• SHORT PROBLEM
Show all lines from the data that include the word "остальных".

• MATERIAL FOR THIS EXERCISE
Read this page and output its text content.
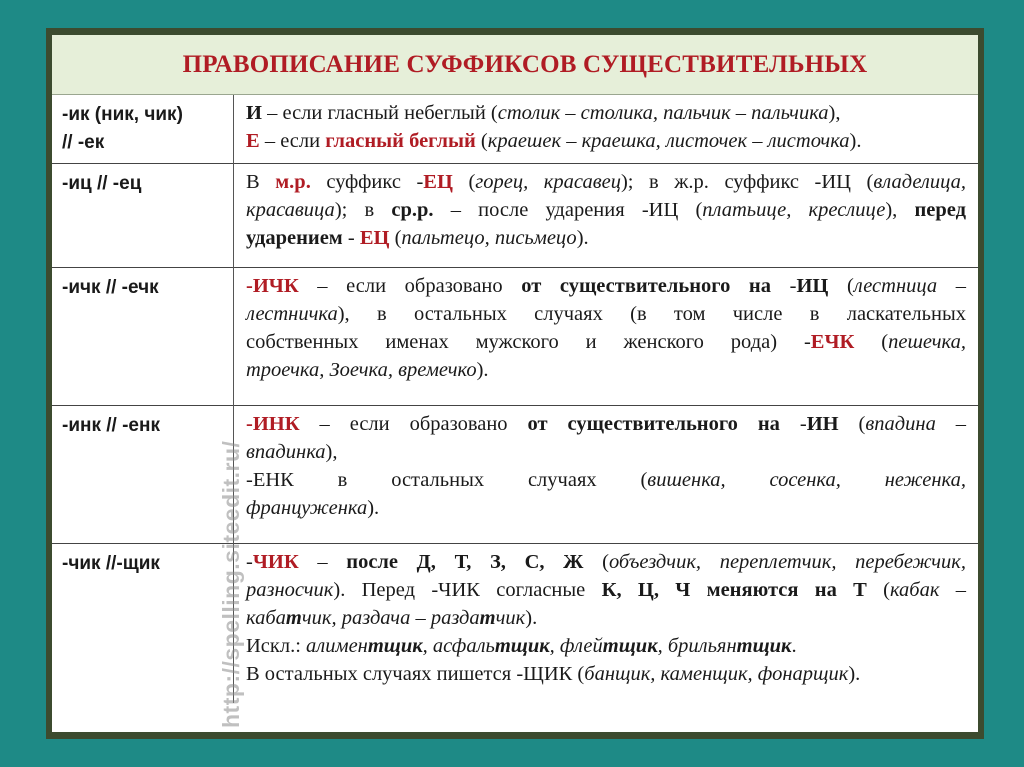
ПРАВОПИСАНИЕ СУФФИКСОВ СУЩЕСТВИТЕЛЬНЫХ
-ик (ник, чик)
// -ек	И – если гласный небеглый (столик – столика, пальчик – пальчика),
Е – если гласный беглый (краешек – краешка, листочек – листочка).

-иц // -ец	В м.р. суффикс -ЕЦ (горец, красавец); в ж.р. суффикс -ИЦ (владелица,
красавица); в ср.р. – после ударения -ИЦ (платьице, креслице), перед
ударением - ЕЦ (пальтецо, письмецо).

-ичк // -ечк	-ИЧК – если образовано от существительного на -ИЦ (лестница –
лестничка), в остальных случаях (в том числе в ласкательных
собственных именах мужского и женского рода) -ЕЧК (пешечка,
троечка, Зоечка, времечко).

-инк // -енк	-ИНК – если образовано от существительного на -ИН (впадина –
впадинка),
-ЕНК в остальных случаях (вишенка, сосенка, неженка,
француженка).

-чик //-щик	-ЧИК – после Д, Т, З, С, Ж (объездчик, переплетчик, перебежчик,
разносчик). Перед -ЧИК согласные К, Ц, Ч меняются на Т (кабак –
кабатчик, раздача – раздатчик).
Искл.: алиментщик, асфальтщик, флейтщик, брильянтщик.
В остальных случаях пишется -ЩИК (банщик, каменщик, фонарщик).
http://spelling.siteedit.ru/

• COMPLETE OUTPUT
лестничка), в остальных случаях (в том числе в ласкательных
-ЕНК в остальных случаях (вишенка, сосенка, неженка,
В остальных случаях пишется -ЩИК (банщик, каменщик, фонарщик).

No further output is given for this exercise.